Zu den Ausführungen des Beschwerdeführers in seinen Eingaben vom 29. November 1989 und vom 4. Jänner 1990 werde bemerkt, daß diese an der Strafbarkeit seines Verhaltens nichts zu ändern vermögen. Die Behauptung, beim gegenständlichen Lagerplatz handle es sich um eine sogenannte Altanlage, die bereits von A betrieben worden sei, komme schon deshalb keine rechtliche Bedeutung zu, da sich nach der Aktenlage kein Hinweis auf eine bereits erteilte gewerbebehördliche Genehmigung ergebe und auch der Beschwerdeführer diesbezüglich keine Genehmigungsbescheide vorlegen könne. Auf Grund des Fehlens jeglicher gewerbebehördlichen Genehmigung für den Lagerplatz könne nach Ansicht der Berufungsbehörde auf die Einvernahme des A verzichtet werden. Daß es sich um eine Neuerrichtung eines Lagerplatzes handle, zeige auch der Umstand, daß auf einer Fläche von ca. 900 m2 Humus entfernt und die Fläche habe bekiest werden müssen. Bei dieser Sachlage könne aber nicht von einem bereits bestehenden Lagerplatz ausgegangen werden.
Gegen diesen Bescheid richtet sich die vorliegende Beschwerde. Die belangte Behörde legte die Akten des Verwaltungsstrafverfahrens vor und erstattete eine Gegenschrift mit dem Antrag, die Beschwerde kostenpflichtig abzuweisen.

### Aufgaben:
1) Auf wie viel Fläche wurde laut dem Auszug beim Lagerplatz Humus entfernt?
2) Schreibe den Auszug zur Beschwerde wegen des Lagerplatzes im selben Stil nach seinem letzten Satz weiter.
Die Zeilen haben hierfür keine Bedeutung.

[Anmerkungen zu Layoutelementen]
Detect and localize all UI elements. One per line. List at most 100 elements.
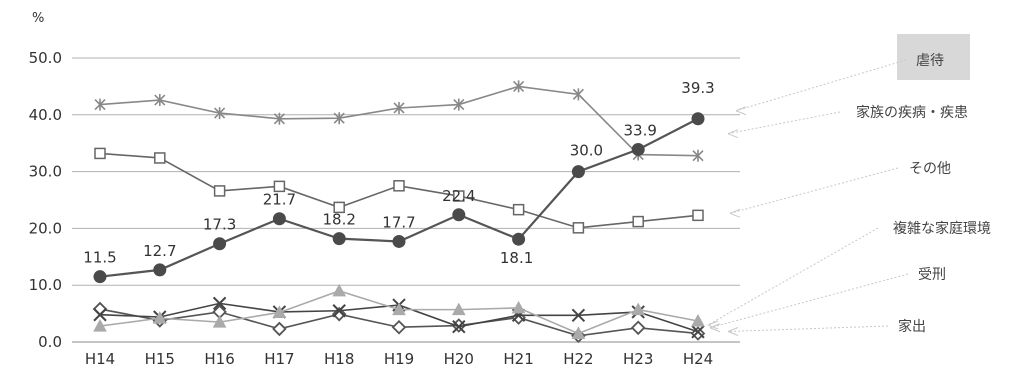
data-point bbox=[273, 112, 285, 125]
legend-item: 虐待 bbox=[735, 34, 970, 116]
data-point bbox=[153, 263, 167, 277]
legend-arrowhead bbox=[709, 323, 721, 333]
data-point bbox=[391, 319, 407, 335]
data-point bbox=[631, 302, 646, 316]
data-point bbox=[94, 98, 106, 111]
legend-item: 家族の疾病・疾患 bbox=[727, 104, 968, 139]
data-point bbox=[333, 112, 345, 125]
legend-arrowhead bbox=[735, 106, 747, 116]
series-line bbox=[99, 85, 699, 157]
series-line bbox=[99, 117, 699, 278]
data-point bbox=[273, 180, 286, 193]
x-tick-label: H23 bbox=[623, 350, 653, 368]
data-point bbox=[630, 320, 646, 336]
data-point bbox=[332, 304, 346, 318]
data-point bbox=[571, 308, 586, 323]
y-tick-label: 40.0 bbox=[29, 106, 62, 124]
legend-label: 虐待 bbox=[916, 53, 944, 69]
y-tick-label: 50.0 bbox=[29, 49, 62, 67]
y-tick-label: 0.0 bbox=[38, 333, 62, 351]
data-label: 17.3 bbox=[203, 216, 236, 234]
series bbox=[94, 147, 704, 234]
data-point bbox=[453, 98, 465, 111]
x-tick-label: H17 bbox=[264, 350, 294, 368]
legend-arrowhead bbox=[729, 208, 741, 218]
legend-item: 複雑な家庭環境 bbox=[707, 220, 991, 330]
legend-item: 受刑 bbox=[709, 267, 946, 333]
legend-highlight-box bbox=[897, 34, 970, 80]
data-point bbox=[212, 315, 227, 328]
x-tick-label: H15 bbox=[145, 350, 175, 368]
data-label: 30.0 bbox=[570, 142, 603, 160]
data-point bbox=[154, 152, 166, 164]
series bbox=[93, 112, 705, 284]
data-point bbox=[393, 101, 405, 114]
data-point bbox=[332, 232, 346, 246]
data-point bbox=[571, 326, 586, 339]
data-point bbox=[451, 302, 466, 316]
legend-label: 受刑 bbox=[918, 267, 946, 283]
data-point bbox=[272, 305, 287, 318]
data-label: 12.7 bbox=[143, 242, 176, 260]
data-point bbox=[332, 283, 347, 297]
series bbox=[93, 283, 705, 339]
data-label: 22.4 bbox=[442, 187, 475, 205]
x-tick-label: H24 bbox=[683, 350, 713, 368]
data-point bbox=[572, 222, 585, 234]
legend-label: その他 bbox=[909, 161, 951, 177]
data-point bbox=[393, 180, 405, 192]
data-point bbox=[691, 313, 705, 327]
data-label: 18.2 bbox=[322, 211, 355, 229]
legend-item: 家出 bbox=[727, 318, 926, 336]
data-label: 21.7 bbox=[263, 191, 296, 209]
legend-pointer bbox=[727, 111, 841, 135]
data-point bbox=[692, 209, 704, 222]
x-tick-label: H16 bbox=[204, 350, 234, 368]
data-label: 39.3 bbox=[681, 79, 714, 97]
x-tick-label: H19 bbox=[384, 350, 414, 368]
data-point bbox=[93, 308, 107, 322]
data-point bbox=[212, 296, 227, 311]
y-tick-label: 30.0 bbox=[29, 163, 62, 181]
legend-pointer bbox=[707, 227, 879, 326]
data-point bbox=[213, 237, 227, 251]
legend-arrowhead bbox=[727, 129, 739, 139]
data-point bbox=[152, 311, 167, 324]
data-point bbox=[392, 302, 406, 316]
data-point bbox=[272, 321, 287, 337]
data-point bbox=[632, 215, 644, 228]
legend-pointer bbox=[709, 273, 909, 329]
data-point bbox=[571, 165, 585, 179]
data-point bbox=[692, 149, 704, 162]
data-point bbox=[691, 112, 705, 126]
data-point bbox=[93, 270, 107, 284]
data-point bbox=[93, 319, 107, 332]
legend-arrowhead bbox=[727, 327, 739, 336]
x-tick-label: H18 bbox=[324, 350, 354, 368]
data-point bbox=[333, 201, 345, 214]
data-label: 18.1 bbox=[500, 249, 533, 267]
legend-pointer bbox=[735, 59, 907, 112]
data-point bbox=[94, 147, 106, 160]
data-point bbox=[512, 232, 526, 246]
data-point bbox=[213, 185, 226, 197]
data-point bbox=[572, 88, 584, 101]
data-point bbox=[690, 326, 706, 341]
legend-label: 家出 bbox=[898, 318, 926, 335]
data-point bbox=[154, 94, 166, 107]
series-lines bbox=[92, 80, 706, 344]
data-point bbox=[452, 319, 466, 334]
data-point bbox=[453, 190, 465, 202]
data-point bbox=[631, 142, 645, 156]
legend-item: その他 bbox=[729, 161, 951, 218]
data-label: 17.7 bbox=[382, 213, 415, 231]
data-point bbox=[92, 301, 108, 317]
data-point bbox=[511, 300, 526, 314]
x-tick-label: H21 bbox=[503, 350, 533, 368]
data-point bbox=[452, 208, 466, 222]
gridlines bbox=[72, 57, 740, 343]
x-tick-label: H22 bbox=[563, 350, 593, 368]
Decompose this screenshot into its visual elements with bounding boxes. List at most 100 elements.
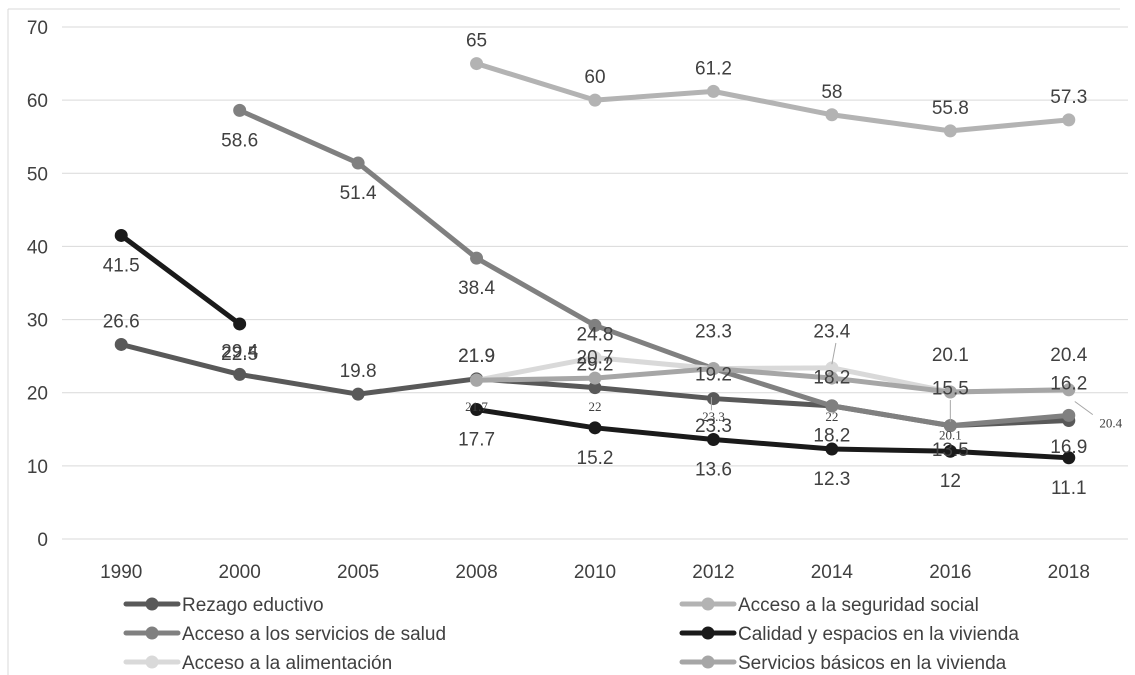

### Antworten je Aufgabe:
1) Auf einer Fläche von ca. 900 m2.

2)
Der Verwaltungsgerichtshof hat erwogen:
Seinem gesamten Vorbringen zufolge erachtet sich der Beschwerdeführer in dem Recht verletzt, bei der gegebenen Sach- und Rechtslage nicht der in Rede stehenden Verwaltungsübertretung schuldig erkannt und hiefür bestraft zu werden. Er führt hiezu unter dem Gesichtspunkt einer Rechtswidrigkeit des Inhaltes bzw. einer Rechtswidrigkeit infolge Verletzung von Verfahrensvorschriften im wesentlichen aus, er habe vorgebracht, daß das Gst 2946/7, KG M, seit ca. 25 Jahren als Lagerplatz für Baumaterialien verwendet werde, dieser Umstand der Behörde seit mehr als zehn Jahren bekannt sei, A im Rahmen seines Baugeschäftes das Gst 2946/7 zur Gänze als Lagerplatz benutzt habe und der Gewerbebetrieb des A in seinem ganzen Umfange genehmigt sei, sohin eine Altanlage vorliege, die nicht mehr gesondert zu genehmigen sei, weil der Beschwerdeführer diesen Teil des Baugeschäftes von A gepachtet habe.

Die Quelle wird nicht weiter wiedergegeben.